EXCERPT.

-*-

Exercise 2.3: Cosine and Sine Components

Spektrum von Cosinus- und Sinusanteilen

Given is the amplitude spectrum $X(f)$ of a signal $x(t)$ according to the graph.

Let $f_1 = 4\,\text{kHz}$ be the normalisation frequency.
Thus the actual frequencies of the signal components are $0\,\text{kHz}$ , $4\,\text{kHz}$ and $10\,\text{kHz}$ .

This signal $x(t)$ is at the input of a linear differentiator whose output can be represented with $\omega_1 = 2\pi f_1$ as follows:

$y(t)=\frac{1}{\omega_1}\cdot\frac{ {\rm d} x(t)}{{\rm d} t}.$

Hint:

This exercise belongs to the chapter Harmonic Oscillation.

Questions

$x(t=0)\ = \$

${\rm V}$

$T_0\ = \$

${\rm ms}$

$y(t=0)\ = \$

${\rm V}$

	$y(t)$ has the same period duration as the signal $x(t)$ .
	$Y(f)$ contains a Dirac function at the frequency $f = 0$ .
	$Y(f)$ contains a Dirac function at $+f_1$ with weight $\rm{j} · 1\,{\rm V}$ .
	$Y(f)$ contains a Dirac function at $–\hspace{-0.1cm}2.5 \cdot f_1$ with weight $5\,{\rm V}$ .

Solution

Summensignal aus Cosinus- und Sinusanteilen

(1) The time signal has the following form:

$x(t)={\rm 3V}-{\rm 2V}\cdot \cos(\omega_{\rm 1} \cdot t)+{\rm 4V} \cdot \sin(2.5 \cdot \omega_{\rm 1} \cdot t).$

Here $\omega_1 = 2\pi f_1$ denotes the angular frequency of the cosine component.
At time $t = 0$ the signal has the value $x(t=0)\hspace{0.15 cm}\underline{=1\,\rm V}$ .

(2) The base frequency $f_0$ is the least common divisor

of $f_1 = 4{\,\rm kHz}$
and $2.5 · f_1 = 10{\,\rm kHz}$ .

From this follows $f_0 = 2{\,\rm kHz}$ ⇒ period duration $T_0 = 1/f_0 \hspace{0.1cm}\underline{= 0.5 {\,\rm ms}}$ .

-*-

RECORDS PROVIDED.
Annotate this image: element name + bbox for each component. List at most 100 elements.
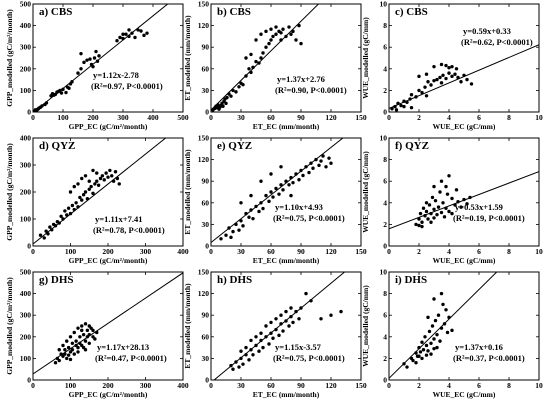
data-point (269, 172, 273, 176)
data-point (418, 211, 423, 216)
data-point (78, 335, 82, 339)
data-point (249, 70, 253, 75)
x-tick-label: 30 (237, 247, 245, 256)
data-point (450, 196, 454, 201)
data-point (121, 32, 125, 36)
y-tick-label: 60 (202, 64, 210, 73)
panel-4: 0 100 200 300 400 0 100 200 300 400 d) QYZ y=1.11x+… (5, 134, 189, 266)
data-point (224, 233, 228, 237)
data-point (435, 212, 439, 217)
y-tick-label: 10 (380, 0, 388, 9)
data-point (264, 29, 268, 34)
data-point (329, 313, 333, 317)
data-point (309, 299, 313, 303)
data-point (244, 74, 248, 78)
fit-stats: (R²=0.19, P<0.0001) (453, 213, 525, 223)
data-point (405, 100, 409, 104)
data-point (462, 73, 466, 77)
data-point (261, 51, 265, 55)
data-point (66, 206, 71, 210)
data-point (234, 222, 238, 227)
data-point (87, 341, 91, 345)
data-point (274, 186, 278, 191)
x-tick-label: 90 (297, 247, 305, 256)
data-point (402, 362, 406, 366)
data-point (444, 76, 448, 81)
y-tick-label: 100 (20, 86, 32, 95)
data-point (329, 161, 333, 165)
data-point (436, 205, 441, 209)
data-point (438, 339, 442, 343)
data-point (441, 73, 445, 77)
x-tick-label: 8 (507, 247, 511, 256)
data-point (396, 101, 400, 106)
y-tick-label: 0 (27, 376, 31, 385)
y-tick-label: 0 (205, 242, 209, 251)
y-tick-label: 10 (380, 268, 388, 277)
data-point (237, 228, 241, 232)
data-point (80, 176, 84, 181)
data-point (459, 205, 463, 209)
data-point (294, 38, 298, 42)
fit-equation: y=1.11x+7.41 (95, 214, 142, 224)
data-point (450, 328, 454, 333)
data-point (469, 82, 474, 86)
data-point (241, 82, 245, 87)
data-point (72, 352, 76, 356)
data-point (311, 166, 315, 170)
data-layer (389, 171, 539, 230)
data-point (445, 330, 450, 335)
data-point (254, 343, 258, 348)
data-point (468, 195, 472, 200)
data-point (264, 335, 268, 339)
x-tick-label: 2 (417, 381, 421, 390)
x-tick-label: 200 (87, 113, 99, 122)
data-point (74, 343, 78, 348)
data-point (421, 348, 426, 352)
data-point (91, 64, 95, 69)
data-point (294, 309, 298, 314)
data-point (267, 41, 271, 46)
x-tick-label: 4 (447, 247, 451, 256)
data-point (420, 340, 424, 344)
data-layer (211, 138, 344, 243)
data-point (435, 77, 439, 82)
fit-equation: y=1.12x-2.78 (93, 70, 139, 80)
data-point (435, 332, 439, 337)
fit-equation: y=1.37x+2.76 (277, 74, 325, 84)
data-point (420, 220, 424, 224)
data-point (38, 233, 43, 237)
data-point (417, 217, 421, 221)
y-tick-label: 0 (205, 376, 209, 385)
data-point (227, 226, 231, 230)
data-point (450, 74, 454, 79)
data-point (85, 197, 90, 201)
data-point (91, 191, 95, 196)
data-point (221, 104, 225, 108)
data-point (281, 188, 285, 192)
data-point (432, 207, 436, 211)
x-axis-label: ET_EC (mm/month) (253, 390, 320, 399)
data-point (287, 324, 291, 328)
data-point (91, 168, 95, 173)
x-tick-label: 100 (57, 113, 69, 122)
data-point (251, 216, 255, 221)
data-point (229, 235, 233, 240)
data-point (72, 330, 76, 335)
y-axis-label: GPP_modelled (gC/m²/month) (5, 143, 14, 241)
data-point (40, 104, 44, 108)
data-point (76, 326, 80, 330)
data-point (444, 184, 448, 189)
data-point (88, 57, 92, 61)
panel-title: f) QYZ (395, 140, 429, 152)
panel-title: i) DHS (395, 274, 427, 286)
data-layer (389, 272, 498, 379)
data-point (229, 363, 233, 368)
data-point (456, 75, 460, 80)
data-point (83, 322, 88, 326)
data-point (427, 203, 432, 207)
data-point (426, 349, 430, 353)
data-point (234, 90, 238, 94)
data-point (423, 214, 427, 218)
data-point (80, 198, 84, 202)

-*-

EXERCISE DIRECTIONS.
Reproduce the passage of the cosine and sine components exercise from "(1) The time" up to and including "the cosine component.".

FULL OUTPUT.
(1) The time signal has the following form:

$x(t)={\rm 3V}-{\rm 2V}\cdot \cos(\omega_{\rm 1} \cdot t)+{\rm 4V} \cdot \sin(2.5 \cdot \omega_{\rm 1} \cdot t).$

Here $\omega_1 = 2\pi f_1$ denotes the angular frequency of the cosine component.